■ **GIVEN ENTRIES**
======

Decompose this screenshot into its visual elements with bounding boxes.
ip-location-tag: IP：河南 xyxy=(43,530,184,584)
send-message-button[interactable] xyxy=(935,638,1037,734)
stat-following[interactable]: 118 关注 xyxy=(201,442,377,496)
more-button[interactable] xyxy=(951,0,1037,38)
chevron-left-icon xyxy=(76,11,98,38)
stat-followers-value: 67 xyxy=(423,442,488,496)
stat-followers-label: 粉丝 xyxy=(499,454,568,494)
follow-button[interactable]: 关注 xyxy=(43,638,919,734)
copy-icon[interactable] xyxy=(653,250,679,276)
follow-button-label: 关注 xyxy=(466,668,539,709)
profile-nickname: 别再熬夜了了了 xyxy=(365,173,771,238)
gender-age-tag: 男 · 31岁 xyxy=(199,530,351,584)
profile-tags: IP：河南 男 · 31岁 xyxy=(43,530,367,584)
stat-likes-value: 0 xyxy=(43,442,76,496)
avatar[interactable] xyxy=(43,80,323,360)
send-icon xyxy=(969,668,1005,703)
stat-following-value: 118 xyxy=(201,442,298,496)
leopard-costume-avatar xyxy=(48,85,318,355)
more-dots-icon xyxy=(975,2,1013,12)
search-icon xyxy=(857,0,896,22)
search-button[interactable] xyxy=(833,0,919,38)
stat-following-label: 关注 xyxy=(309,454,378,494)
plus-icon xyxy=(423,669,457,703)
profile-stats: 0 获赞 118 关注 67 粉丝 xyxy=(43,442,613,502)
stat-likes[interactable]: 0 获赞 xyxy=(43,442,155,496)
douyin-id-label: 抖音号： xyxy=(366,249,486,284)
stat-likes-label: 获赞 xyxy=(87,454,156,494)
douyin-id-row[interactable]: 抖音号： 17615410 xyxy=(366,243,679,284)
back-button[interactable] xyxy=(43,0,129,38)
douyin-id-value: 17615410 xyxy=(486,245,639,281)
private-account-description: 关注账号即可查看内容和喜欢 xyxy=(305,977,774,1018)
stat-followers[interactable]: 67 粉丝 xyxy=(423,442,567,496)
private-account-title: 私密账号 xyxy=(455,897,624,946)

======

■ **WORK TO DO**
Copy the lines above word for word, starting with the first line and ending with the line that contains "stat-followers-value: 67 xyxy=(423,442,488,496)", both included.

■ **RESULT BELOW**
Decompose this screenshot into its visual elements with bounding boxes.
ip-location-tag: IP：河南 xyxy=(43,530,184,584)
send-message-button[interactable] xyxy=(935,638,1037,734)
stat-following[interactable]: 118 关注 xyxy=(201,442,377,496)
more-button[interactable] xyxy=(951,0,1037,38)
chevron-left-icon xyxy=(76,11,98,38)
stat-followers-value: 67 xyxy=(423,442,488,496)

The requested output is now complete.